> [WRITTEN REQUEST] Find all the lines with "γιατί" and gather them.

> [EXCERPTED DATA]
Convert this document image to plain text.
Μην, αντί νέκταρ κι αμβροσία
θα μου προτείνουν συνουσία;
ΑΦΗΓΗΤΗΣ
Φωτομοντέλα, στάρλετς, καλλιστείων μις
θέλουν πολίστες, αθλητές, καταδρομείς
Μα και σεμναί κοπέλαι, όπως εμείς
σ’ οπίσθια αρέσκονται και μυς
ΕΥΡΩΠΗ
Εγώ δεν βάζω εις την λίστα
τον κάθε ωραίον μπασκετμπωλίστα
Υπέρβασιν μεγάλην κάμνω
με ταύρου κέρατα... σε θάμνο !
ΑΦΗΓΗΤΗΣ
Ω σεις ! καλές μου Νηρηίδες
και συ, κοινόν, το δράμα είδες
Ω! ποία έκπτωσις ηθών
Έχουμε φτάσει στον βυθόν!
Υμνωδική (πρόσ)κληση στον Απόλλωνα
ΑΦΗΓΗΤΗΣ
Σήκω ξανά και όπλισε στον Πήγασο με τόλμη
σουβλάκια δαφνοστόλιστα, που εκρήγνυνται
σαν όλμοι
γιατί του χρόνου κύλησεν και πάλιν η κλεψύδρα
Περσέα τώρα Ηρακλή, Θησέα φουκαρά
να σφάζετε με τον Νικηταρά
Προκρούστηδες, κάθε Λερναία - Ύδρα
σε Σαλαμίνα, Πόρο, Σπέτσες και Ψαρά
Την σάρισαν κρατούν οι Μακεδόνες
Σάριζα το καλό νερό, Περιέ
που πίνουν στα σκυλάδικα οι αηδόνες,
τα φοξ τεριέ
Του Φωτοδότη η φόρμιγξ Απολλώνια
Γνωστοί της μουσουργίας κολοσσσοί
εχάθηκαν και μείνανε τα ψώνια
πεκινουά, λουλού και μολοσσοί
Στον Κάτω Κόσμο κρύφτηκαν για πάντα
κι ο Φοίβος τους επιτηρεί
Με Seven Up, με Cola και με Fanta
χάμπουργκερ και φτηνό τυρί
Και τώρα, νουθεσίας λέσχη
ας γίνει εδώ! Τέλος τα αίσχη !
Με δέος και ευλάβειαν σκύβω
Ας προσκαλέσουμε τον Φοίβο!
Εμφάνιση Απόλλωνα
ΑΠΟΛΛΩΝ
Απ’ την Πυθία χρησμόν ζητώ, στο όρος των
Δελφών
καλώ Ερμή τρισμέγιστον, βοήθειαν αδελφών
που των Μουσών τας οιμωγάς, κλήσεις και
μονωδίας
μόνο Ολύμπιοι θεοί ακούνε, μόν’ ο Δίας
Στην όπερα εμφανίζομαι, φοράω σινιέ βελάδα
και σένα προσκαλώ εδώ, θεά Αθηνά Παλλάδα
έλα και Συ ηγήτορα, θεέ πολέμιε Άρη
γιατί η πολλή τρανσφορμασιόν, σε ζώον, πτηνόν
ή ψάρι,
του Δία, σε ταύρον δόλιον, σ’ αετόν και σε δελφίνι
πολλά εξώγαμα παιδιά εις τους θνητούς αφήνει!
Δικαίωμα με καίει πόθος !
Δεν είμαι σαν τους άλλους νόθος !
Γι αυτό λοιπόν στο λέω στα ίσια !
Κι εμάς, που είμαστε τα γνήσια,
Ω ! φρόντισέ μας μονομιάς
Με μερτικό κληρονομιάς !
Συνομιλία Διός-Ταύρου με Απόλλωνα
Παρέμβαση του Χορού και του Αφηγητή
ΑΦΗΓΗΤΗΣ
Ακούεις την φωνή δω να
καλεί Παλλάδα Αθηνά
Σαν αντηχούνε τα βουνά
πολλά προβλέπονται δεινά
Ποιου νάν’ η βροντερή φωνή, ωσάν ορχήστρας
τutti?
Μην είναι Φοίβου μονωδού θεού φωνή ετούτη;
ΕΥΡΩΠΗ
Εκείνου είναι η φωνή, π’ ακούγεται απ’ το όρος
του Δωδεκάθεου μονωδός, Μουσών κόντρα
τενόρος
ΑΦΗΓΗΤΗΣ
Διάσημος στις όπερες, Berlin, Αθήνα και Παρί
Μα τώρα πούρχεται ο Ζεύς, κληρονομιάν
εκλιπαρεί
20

> [EXERCISE ANSWER]
γιατί του χρόνου κύλησεν και πάλιν η κλεψύδρα
γιατί η πολλή τρανσφορμασιόν, σε ζώον, πτηνόν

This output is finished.